#### [EXERCISE TASK]
Look for "this" in each line of the entries, and return the matching lines.

(Stored records)

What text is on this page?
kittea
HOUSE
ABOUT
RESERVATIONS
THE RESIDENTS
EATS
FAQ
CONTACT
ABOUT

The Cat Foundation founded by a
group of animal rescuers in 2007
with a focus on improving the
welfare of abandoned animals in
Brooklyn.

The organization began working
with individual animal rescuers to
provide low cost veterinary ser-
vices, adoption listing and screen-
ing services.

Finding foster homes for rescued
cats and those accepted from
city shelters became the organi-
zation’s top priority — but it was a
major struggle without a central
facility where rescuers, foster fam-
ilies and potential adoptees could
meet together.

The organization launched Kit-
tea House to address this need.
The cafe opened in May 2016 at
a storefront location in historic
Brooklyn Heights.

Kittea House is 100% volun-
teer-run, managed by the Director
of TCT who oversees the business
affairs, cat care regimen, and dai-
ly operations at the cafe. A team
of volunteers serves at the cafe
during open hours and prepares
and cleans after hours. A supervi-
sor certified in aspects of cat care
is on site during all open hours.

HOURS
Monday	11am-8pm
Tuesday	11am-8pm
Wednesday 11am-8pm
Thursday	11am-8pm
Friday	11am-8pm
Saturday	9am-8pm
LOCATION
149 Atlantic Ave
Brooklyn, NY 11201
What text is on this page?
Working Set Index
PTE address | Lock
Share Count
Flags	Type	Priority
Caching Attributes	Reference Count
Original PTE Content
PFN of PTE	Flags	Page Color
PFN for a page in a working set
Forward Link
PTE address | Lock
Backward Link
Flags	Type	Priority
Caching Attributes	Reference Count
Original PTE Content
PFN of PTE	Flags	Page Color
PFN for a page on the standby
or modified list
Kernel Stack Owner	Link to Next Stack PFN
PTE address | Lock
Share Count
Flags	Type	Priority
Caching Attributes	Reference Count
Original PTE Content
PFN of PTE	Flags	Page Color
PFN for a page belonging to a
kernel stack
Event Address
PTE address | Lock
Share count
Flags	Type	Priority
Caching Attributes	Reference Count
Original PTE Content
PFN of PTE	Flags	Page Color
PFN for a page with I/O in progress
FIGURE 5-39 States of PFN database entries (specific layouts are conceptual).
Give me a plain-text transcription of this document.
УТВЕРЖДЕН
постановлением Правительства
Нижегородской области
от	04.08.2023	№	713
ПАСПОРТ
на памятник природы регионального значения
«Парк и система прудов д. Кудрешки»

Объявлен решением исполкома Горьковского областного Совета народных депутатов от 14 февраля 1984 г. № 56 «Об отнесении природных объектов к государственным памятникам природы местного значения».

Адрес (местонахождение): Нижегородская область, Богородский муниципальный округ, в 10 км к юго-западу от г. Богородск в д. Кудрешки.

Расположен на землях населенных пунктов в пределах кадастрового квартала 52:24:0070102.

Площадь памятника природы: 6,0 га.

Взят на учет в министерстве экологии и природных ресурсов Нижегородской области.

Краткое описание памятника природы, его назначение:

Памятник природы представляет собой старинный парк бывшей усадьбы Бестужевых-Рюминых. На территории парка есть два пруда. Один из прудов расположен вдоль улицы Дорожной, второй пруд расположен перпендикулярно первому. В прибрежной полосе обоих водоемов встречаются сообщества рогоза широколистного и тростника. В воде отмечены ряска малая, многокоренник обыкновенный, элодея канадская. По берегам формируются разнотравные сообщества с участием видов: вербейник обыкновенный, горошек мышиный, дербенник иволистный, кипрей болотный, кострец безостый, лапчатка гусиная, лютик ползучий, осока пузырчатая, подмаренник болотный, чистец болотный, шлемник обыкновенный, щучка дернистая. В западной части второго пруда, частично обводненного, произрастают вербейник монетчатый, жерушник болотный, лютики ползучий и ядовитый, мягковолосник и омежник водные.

#### [CORRECT OUTPUT]
What text is on this page?
tea House to address this need.
What text is on this page?
Give me a plain-text transcription of this document.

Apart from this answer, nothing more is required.